GIVEN EXERCISE: Extract the text of every entry below exactly; leave images out.

** start AVAILABLE RECORDS **

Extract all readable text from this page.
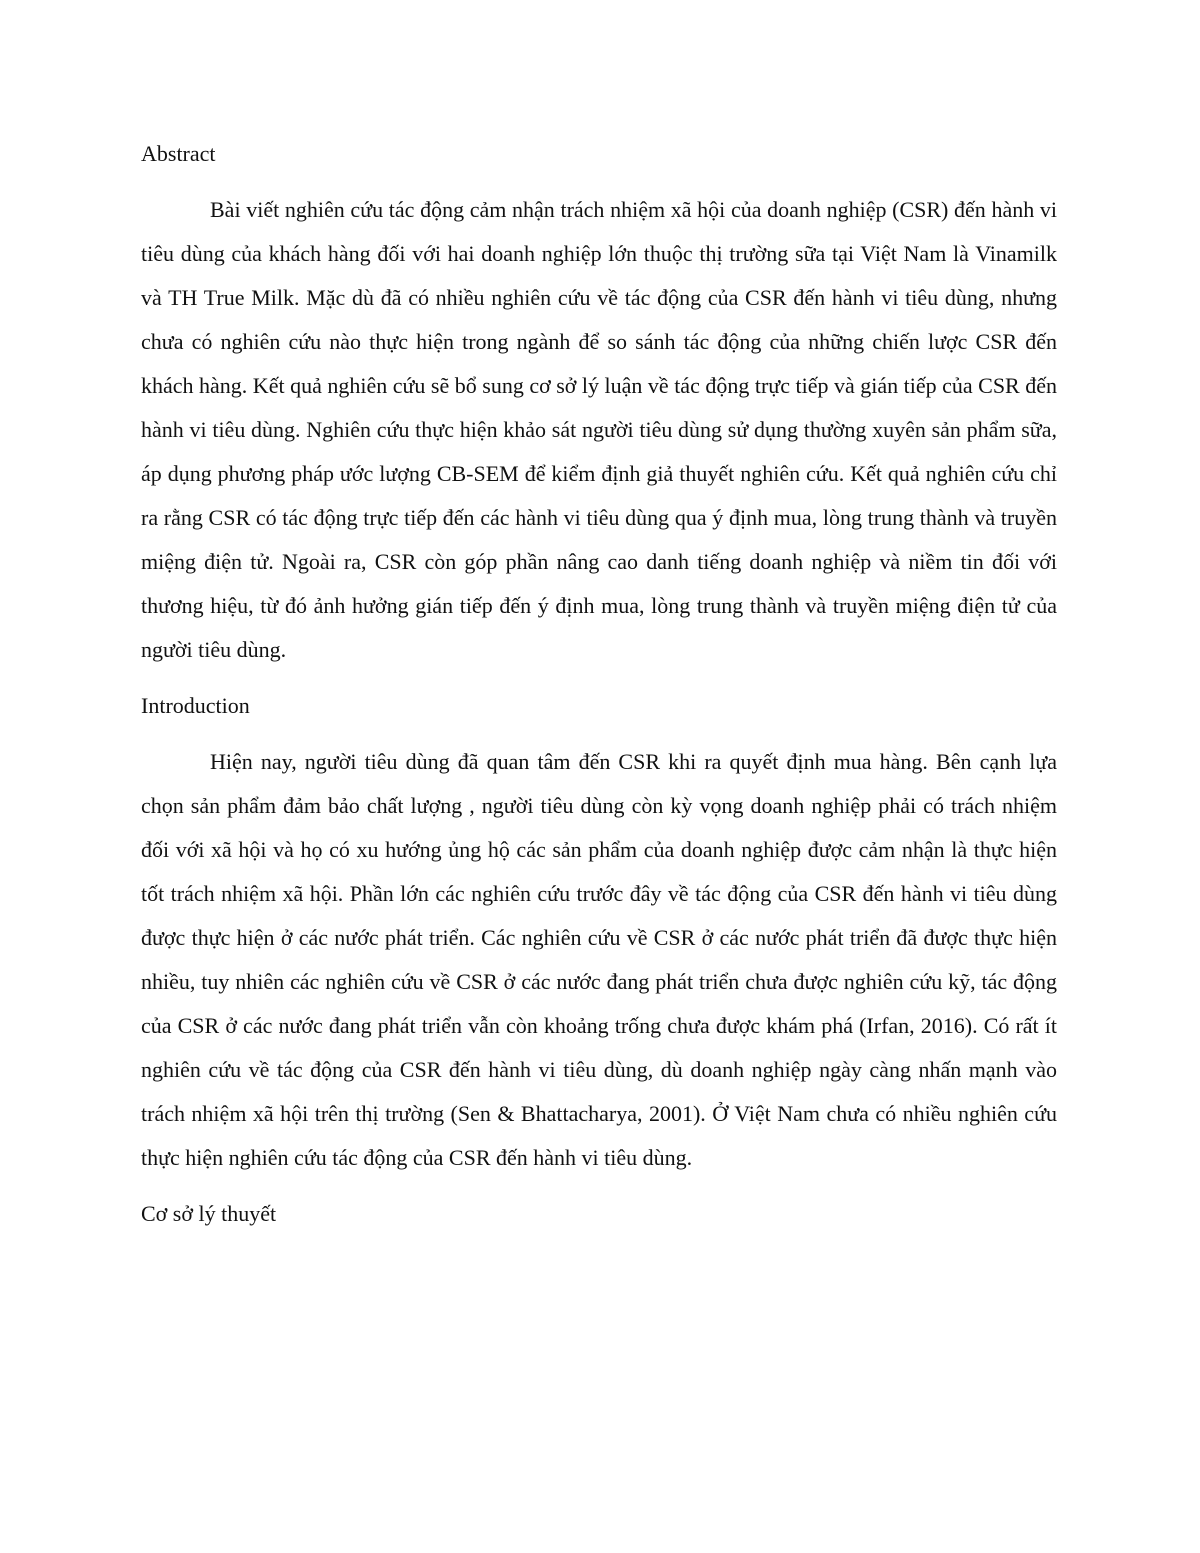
Abstract

Bài viết nghiên cứu tác động cảm nhận trách nhiệm xã hội của doanh nghiệp (CSR) đến hành vi tiêu dùng của khách hàng đối với hai doanh nghiệp lớn thuộc thị trường sữa tại Việt Nam là Vinamilk và TH True Milk. Mặc dù đã có nhiều nghiên cứu về tác động của CSR đến hành vi tiêu dùng, nhưng chưa có nghiên cứu nào thực hiện trong ngành để so sánh tác động của những chiến lược CSR đến khách hàng. Kết quả nghiên cứu sẽ bổ sung cơ sở lý luận về tác động trực tiếp và gián tiếp của CSR đến hành vi tiêu dùng. Nghiên cứu thực hiện khảo sát người tiêu dùng sử dụng thường xuyên sản phẩm sữa, áp dụng phương pháp ước lượng CB-SEM để kiểm định giả thuyết nghiên cứu. Kết quả nghiên cứu chỉ ra rằng CSR có tác động trực tiếp đến các hành vi tiêu dùng qua ý định mua, lòng trung thành và truyền miệng điện tử. Ngoài ra, CSR còn góp phần nâng cao danh tiếng doanh nghiệp và niềm tin đối với thương hiệu, từ đó ảnh hưởng gián tiếp đến ý định mua, lòng trung thành và truyền miệng điện tử của người tiêu dùng.

Introduction

Hiện nay, người tiêu dùng đã quan tâm đến CSR khi ra quyết định mua hàng. Bên cạnh lựa chọn sản phẩm đảm bảo chất lượng , người tiêu dùng còn kỳ vọng doanh nghiệp phải có trách nhiệm đối với xã hội và họ có xu hướng ủng hộ các sản phẩm của doanh nghiệp được cảm nhận là thực hiện tốt trách nhiệm xã hội. Phần lớn các nghiên cứu trước đây về tác động của CSR đến hành vi tiêu dùng được thực hiện ở các nước phát triển. Các nghiên cứu về CSR ở các nước phát triển đã được thực hiện nhiều, tuy nhiên các nghiên cứu về CSR ở các nước đang phát triển chưa được nghiên cứu kỹ, tác động của CSR ở các nước đang phát triển vẫn còn khoảng trống chưa được khám phá (Irfan, 2016). Có rất ít nghiên cứu về tác động của CSR đến hành vi tiêu dùng, dù doanh nghiệp ngày càng nhấn mạnh vào trách nhiệm xã hội trên thị trường (Sen & Bhattacharya, 2001). Ở Việt Nam chưa có nhiều nghiên cứu thực hiện nghiên cứu tác động của CSR đến hành vi tiêu dùng.

Cơ sở lý thuyết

** end AVAILABLE RECORDS **

RESPONSE TO THE TASK:
Extract all readable text from this page.
Abstract

Bài viết nghiên cứu tác động cảm nhận trách nhiệm xã hội của doanh nghiệp (CSR) đến hành vi tiêu dùng của khách hàng đối với hai doanh nghiệp lớn thuộc thị trường sữa tại Việt Nam là Vinamilk và TH True Milk. Mặc dù đã có nhiều nghiên cứu về tác động của CSR đến hành vi tiêu dùng, nhưng chưa có nghiên cứu nào thực hiện trong ngành để so sánh tác động của những chiến lược CSR đến khách hàng. Kết quả nghiên cứu sẽ bổ sung cơ sở lý luận về tác động trực tiếp và gián tiếp của CSR đến hành vi tiêu dùng. Nghiên cứu thực hiện khảo sát người tiêu dùng sử dụng thường xuyên sản phẩm sữa, áp dụng phương pháp ước lượng CB-SEM để kiểm định giả thuyết nghiên cứu. Kết quả nghiên cứu chỉ ra rằng CSR có tác động trực tiếp đến các hành vi tiêu dùng qua ý định mua, lòng trung thành và truyền miệng điện tử. Ngoài ra, CSR còn góp phần nâng cao danh tiếng doanh nghiệp và niềm tin đối với thương hiệu, từ đó ảnh hưởng gián tiếp đến ý định mua, lòng trung thành và truyền miệng điện tử của người tiêu dùng.

Introduction

Hiện nay, người tiêu dùng đã quan tâm đến CSR khi ra quyết định mua hàng. Bên cạnh lựa chọn sản phẩm đảm bảo chất lượng , người tiêu dùng còn kỳ vọng doanh nghiệp phải có trách nhiệm đối với xã hội và họ có xu hướng ủng hộ các sản phẩm của doanh nghiệp được cảm nhận là thực hiện tốt trách nhiệm xã hội. Phần lớn các nghiên cứu trước đây về tác động của CSR đến hành vi tiêu dùng được thực hiện ở các nước phát triển. Các nghiên cứu về CSR ở các nước phát triển đã được thực hiện nhiều, tuy nhiên các nghiên cứu về CSR ở các nước đang phát triển chưa được nghiên cứu kỹ, tác động của CSR ở các nước đang phát triển vẫn còn khoảng trống chưa được khám phá (Irfan, 2016). Có rất ít nghiên cứu về tác động của CSR đến hành vi tiêu dùng, dù doanh nghiệp ngày càng nhấn mạnh vào trách nhiệm xã hội trên thị trường (Sen & Bhattacharya, 2001). Ở Việt Nam chưa có nhiều nghiên cứu thực hiện nghiên cứu tác động của CSR đến hành vi tiêu dùng.

Cơ sở lý thuyết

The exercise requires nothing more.